# RECORDS TO PROCESS
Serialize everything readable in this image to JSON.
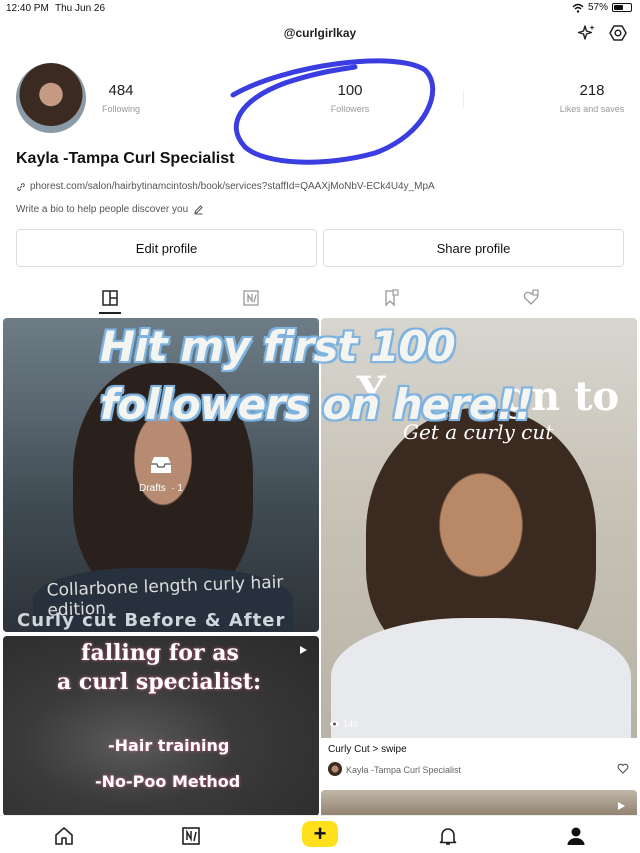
{
  "status_bar": {
    "time": "12:40 PM",
    "date": "Thu Jun 26",
    "battery": "57%",
    "battery_fraction": 0.57
  },
  "header": {
    "handle": "@curlgirlkay",
    "sparkle_icon": "sparkle-icon",
    "settings_icon": "settings-icon"
  },
  "profile": {
    "name": "Kayla -Tampa Curl Specialist",
    "link": "phorest.com/salon/hairbytinamcintosh/book/services?staffId=QAAXjMoNbV-ECk4U4y_MpA",
    "bio_placeholder": "Write a bio to help people discover you",
    "stats": [
      {
        "value": "484",
        "label": "Following"
      },
      {
        "value": "100",
        "label": "Followers"
      },
      {
        "value": "218",
        "label": "Likes and saves"
      }
    ]
  },
  "buttons": {
    "edit": "Edit profile",
    "share": "Share profile"
  },
  "tabs": [
    "posts-tab-icon",
    "notes-tab-icon",
    "saved-tab-icon",
    "liked-tab-icon"
  ],
  "overlay_caption": {
    "line1": "Hit my first 100",
    "line2": "followers on here!!"
  },
  "posts": [
    {
      "drafts_label": "Drafts",
      "drafts_count": "· 1",
      "text_a": "Collarbone length curly hair edition",
      "text_b": "Curly cut Before & After"
    },
    {
      "text_a": "Y",
      "text_b": "gn to",
      "text_c": "Get a curly cut",
      "views": "140",
      "title": "Curly Cut > swipe",
      "author": "Kayla -Tampa Curl Specialist"
    },
    {
      "lines": [
        "falling for as",
        "a curl specialist:",
        "-Hair training",
        "-No-Poo Method"
      ]
    }
  ],
  "colors": {
    "accent_yellow": "#ffe01b",
    "annotation_blue": "#3a3ee0"
  }
}
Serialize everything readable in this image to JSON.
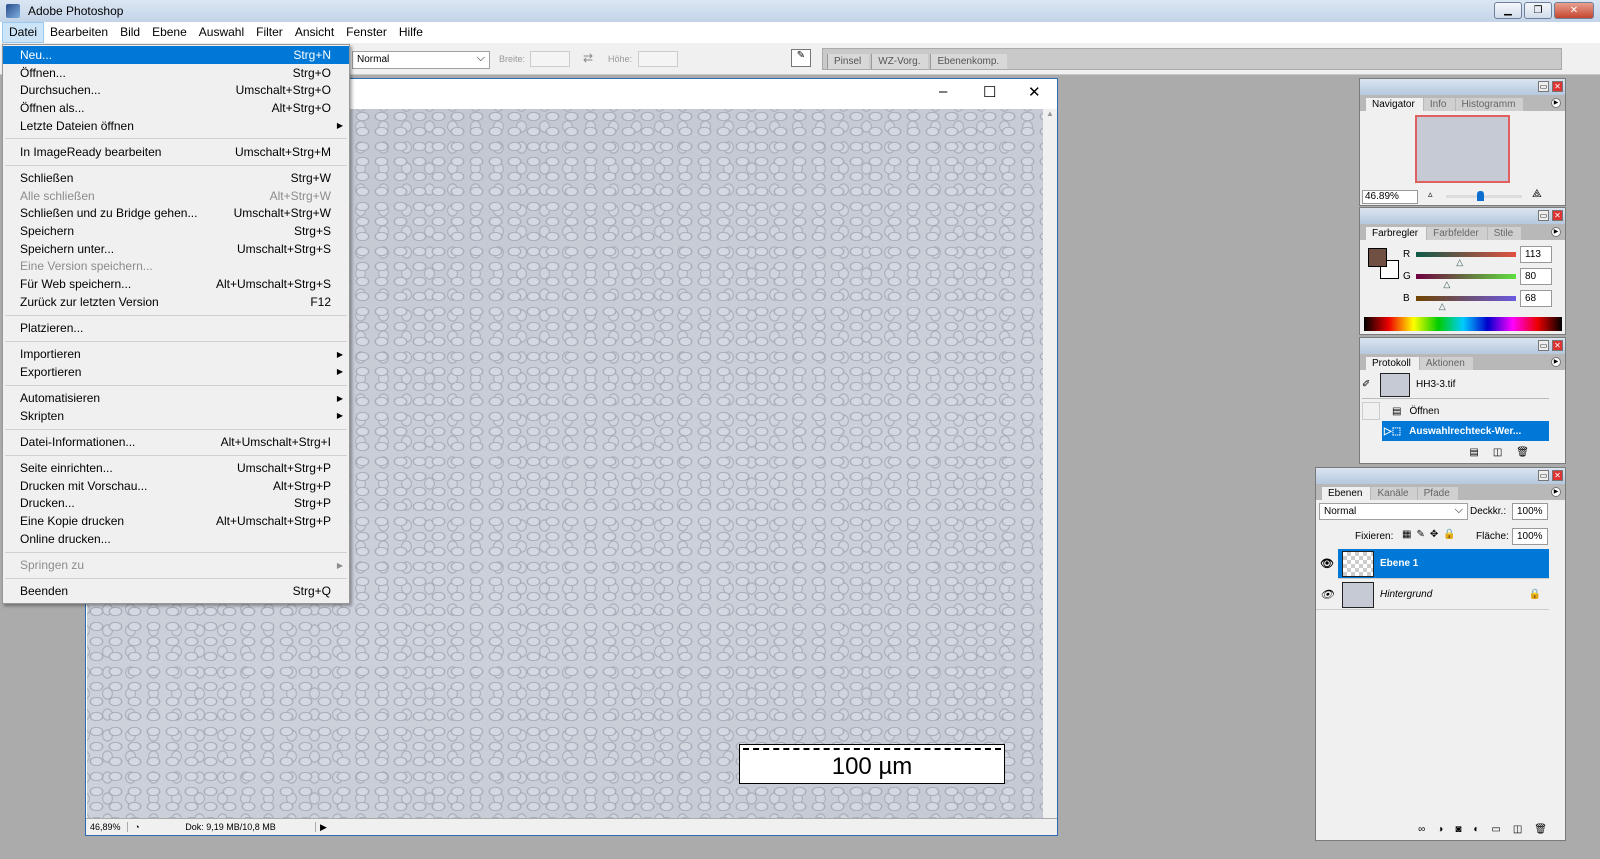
{
  "app": {
    "title": "Adobe Photoshop"
  },
  "menubar": [
    "Datei",
    "Bearbeiten",
    "Bild",
    "Ebene",
    "Auswahl",
    "Filter",
    "Ansicht",
    "Fenster",
    "Hilfe"
  ],
  "options": {
    "mode": "Normal",
    "width_label": "Breite:",
    "height_label": "Höhe:"
  },
  "palette_well": [
    "Pinsel",
    "WZ-Vorg.",
    "Ebenenkomp."
  ],
  "file_menu": [
    {
      "label": "Neu...",
      "shortcut": "Strg+N",
      "state": "highlight"
    },
    {
      "label": "Öffnen...",
      "shortcut": "Strg+O"
    },
    {
      "label": "Durchsuchen...",
      "shortcut": "Umschalt+Strg+O"
    },
    {
      "label": "Öffnen als...",
      "shortcut": "Alt+Strg+O"
    },
    {
      "label": "Letzte Dateien öffnen",
      "submenu": true
    },
    {
      "sep": true
    },
    {
      "label": "In ImageReady bearbeiten",
      "shortcut": "Umschalt+Strg+M"
    },
    {
      "sep": true
    },
    {
      "label": "Schließen",
      "shortcut": "Strg+W"
    },
    {
      "label": "Alle schließen",
      "shortcut": "Alt+Strg+W",
      "state": "disabled"
    },
    {
      "label": "Schließen und zu Bridge gehen...",
      "shortcut": "Umschalt+Strg+W"
    },
    {
      "label": "Speichern",
      "shortcut": "Strg+S"
    },
    {
      "label": "Speichern unter...",
      "shortcut": "Umschalt+Strg+S"
    },
    {
      "label": "Eine Version speichern...",
      "state": "disabled"
    },
    {
      "label": "Für Web speichern...",
      "shortcut": "Alt+Umschalt+Strg+S"
    },
    {
      "label": "Zurück zur letzten Version",
      "shortcut": "F12"
    },
    {
      "sep": true
    },
    {
      "label": "Platzieren..."
    },
    {
      "sep": true
    },
    {
      "label": "Importieren",
      "submenu": true
    },
    {
      "label": "Exportieren",
      "submenu": true
    },
    {
      "sep": true
    },
    {
      "label": "Automatisieren",
      "submenu": true
    },
    {
      "label": "Skripten",
      "submenu": true
    },
    {
      "sep": true
    },
    {
      "label": "Datei-Informationen...",
      "shortcut": "Alt+Umschalt+Strg+I"
    },
    {
      "sep": true
    },
    {
      "label": "Seite einrichten...",
      "shortcut": "Umschalt+Strg+P"
    },
    {
      "label": "Drucken mit Vorschau...",
      "shortcut": "Alt+Strg+P"
    },
    {
      "label": "Drucken...",
      "shortcut": "Strg+P"
    },
    {
      "label": "Eine Kopie drucken",
      "shortcut": "Alt+Umschalt+Strg+P"
    },
    {
      "label": "Online drucken..."
    },
    {
      "sep": true
    },
    {
      "label": "Springen zu",
      "submenu": true,
      "state": "disabled"
    },
    {
      "sep": true
    },
    {
      "label": "Beenden",
      "shortcut": "Strg+Q"
    }
  ],
  "document": {
    "scale_label": "100 µm",
    "zoom": "46,89%",
    "doc_info": "Dok: 9,19 MB/10,8 MB"
  },
  "navigator": {
    "tabs": [
      "Navigator",
      "Info",
      "Histogramm"
    ],
    "zoom": "46.89%",
    "zoom_slider": 0.45
  },
  "color": {
    "tabs": [
      "Farbregler",
      "Farbfelder",
      "Stile"
    ],
    "fg": "#715044",
    "channels": [
      {
        "label": "R",
        "value": "113",
        "fraction": 0.443
      },
      {
        "label": "G",
        "value": "80",
        "fraction": 0.314
      },
      {
        "label": "B",
        "value": "68",
        "fraction": 0.267
      }
    ]
  },
  "history": {
    "tabs": [
      "Protokoll",
      "Aktionen"
    ],
    "snapshot": "HH3-3.tif",
    "items": [
      "Öffnen",
      "Auswahlrechteck-Wer..."
    ]
  },
  "layers": {
    "tabs": [
      "Ebenen",
      "Kanäle",
      "Pfade"
    ],
    "blend": "Normal",
    "opacity_label": "Deckkr.:",
    "opacity": "100%",
    "lock_label": "Fixieren:",
    "fill_label": "Fläche:",
    "fill": "100%",
    "items": [
      "Ebene 1",
      "Hintergrund"
    ]
  },
  "colors": {
    "accent": "#0078d7"
  }
}
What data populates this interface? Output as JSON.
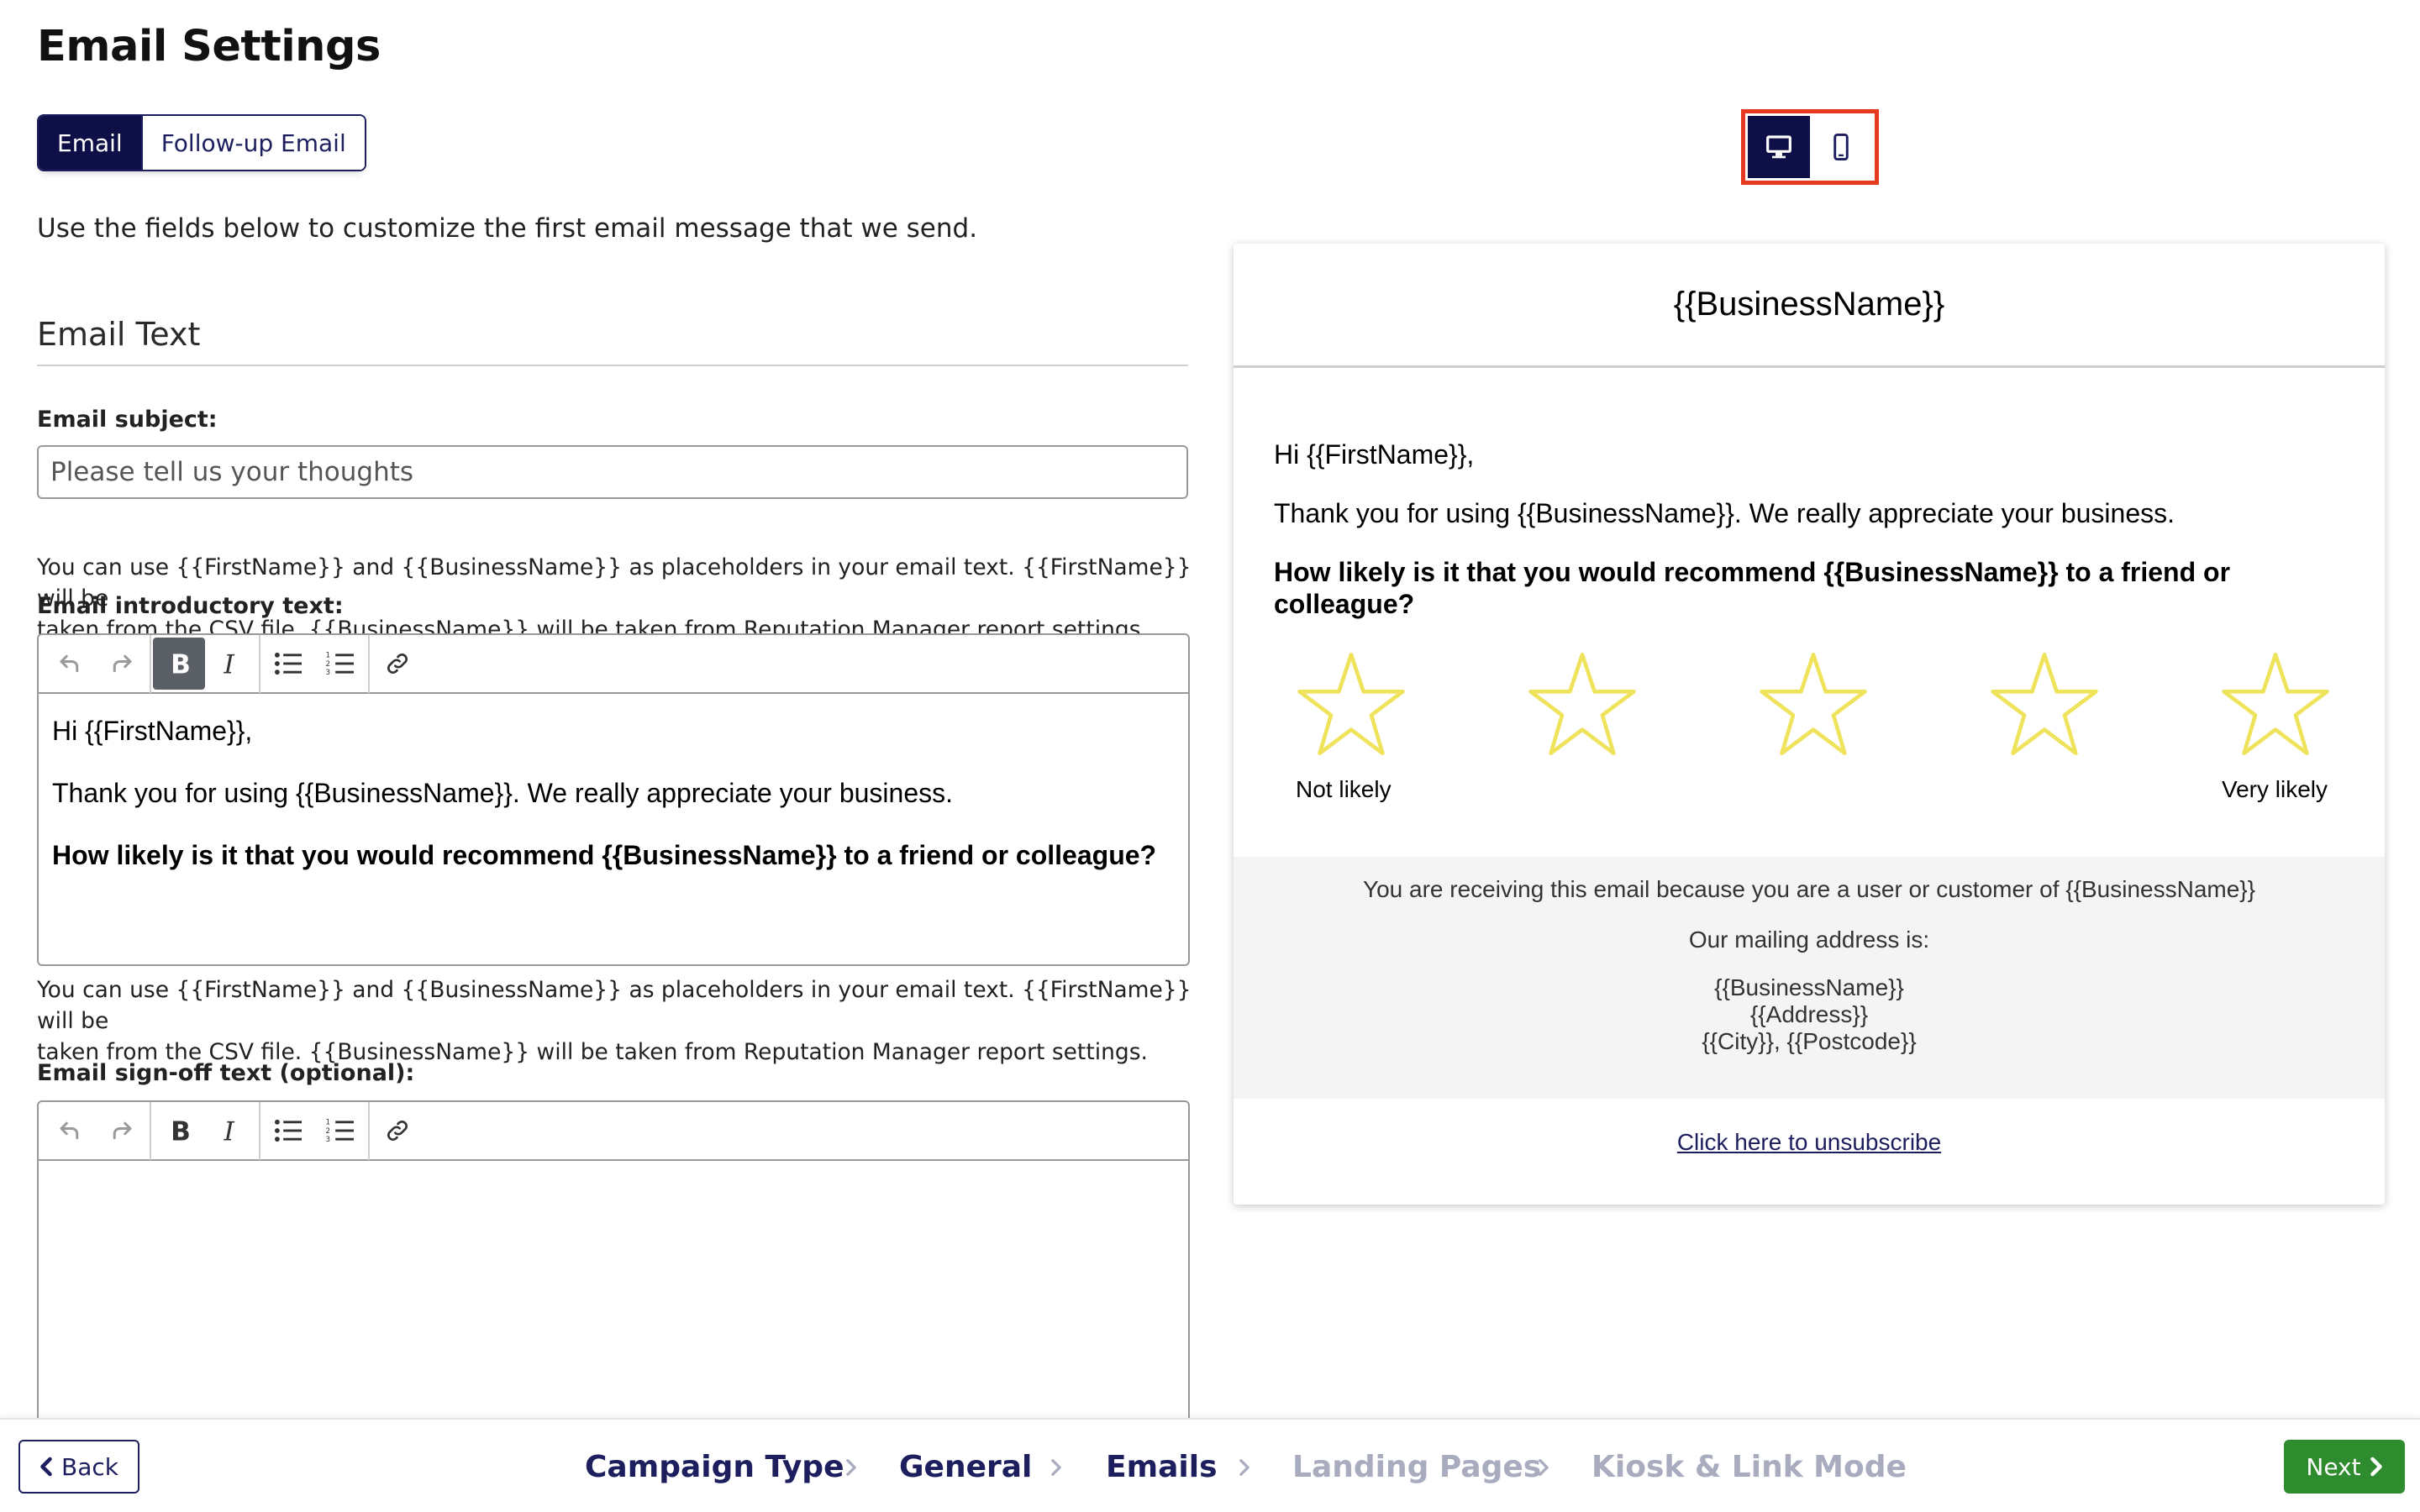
{
  "page": {
    "title": "Email Settings"
  },
  "tabs": [
    {
      "label": "Email",
      "active": true
    },
    {
      "label": "Follow-up Email",
      "active": false
    }
  ],
  "intro": "Use the fields below to customize the first email message that we send.",
  "section": {
    "heading": "Email Text"
  },
  "subject": {
    "label": "Email subject:",
    "placeholder": "Please tell us your thoughts",
    "help_line1": "You can use {{FirstName}} and {{BusinessName}} as placeholders in your email text. {{FirstName}} will be",
    "help_line2": "taken from the CSV file. {{BusinessName}} will be taken from Reputation Manager report settings."
  },
  "intro_editor": {
    "label": "Email introductory text:",
    "lines": [
      "Hi {{FirstName}},",
      "Thank you for using {{BusinessName}}. We really appreciate your business.",
      "How likely is it that you would recommend {{BusinessName}} to a friend or colleague?"
    ],
    "help_line1": "You can use {{FirstName}} and {{BusinessName}} as placeholders in your email text. {{FirstName}} will be",
    "help_line2": "taken from the CSV file. {{BusinessName}} will be taken from Reputation Manager report settings."
  },
  "signoff_editor": {
    "label": "Email sign-off text (optional):"
  },
  "toolbar_icons": [
    "undo-icon",
    "redo-icon",
    "bold-icon",
    "italic-icon",
    "bullet-list-icon",
    "numbered-list-icon",
    "link-icon"
  ],
  "device_toggle": {
    "selected": "desktop",
    "options": [
      "desktop-icon",
      "mobile-icon"
    ]
  },
  "preview": {
    "header": "{{BusinessName}}",
    "greeting": "Hi {{FirstName}},",
    "thanks": "Thank you for using {{BusinessName}}. We really appreciate your business.",
    "question_line1": "How likely is it that you would recommend {{BusinessName}} to a friend or",
    "question_line2": "colleague?",
    "rating_max": 5,
    "label_low": "Not likely",
    "label_high": "Very likely",
    "footer_receiving": "You are receiving this email because you are a user or customer of {{BusinessName}}",
    "footer_mailing": "Our mailing address is:",
    "address": [
      "{{BusinessName}}",
      "{{Address}}",
      "{{City}}, {{Postcode}}"
    ],
    "unsubscribe": "Click here to unsubscribe"
  },
  "navigation": {
    "back": "Back",
    "next": "Next",
    "steps": [
      {
        "label": "Campaign Type",
        "state": "done"
      },
      {
        "label": "General",
        "state": "done"
      },
      {
        "label": "Emails",
        "state": "current"
      },
      {
        "label": "Landing Pages",
        "state": "future"
      },
      {
        "label": "Kiosk & Link Mode",
        "state": "future"
      }
    ]
  },
  "colors": {
    "navy": "#0e0f47",
    "accent_red": "#e63a1e",
    "star": "#efe35c",
    "next_green": "#2e8b2e",
    "step_future": "#a9abbf"
  }
}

# DIRECTIONS
Copy all lines of the listing above that contain the string "FirstName".

# ANSWER
    "help_line1": "You can use {{FirstName}} and {{BusinessName}} as placeholders in your email text. {{FirstName}} will be",
      "Hi {{FirstName}},",
    "help_line1": "You can use {{FirstName}} and {{BusinessName}} as placeholders in your email text. {{FirstName}} will be",
    "greeting": "Hi {{FirstName}},",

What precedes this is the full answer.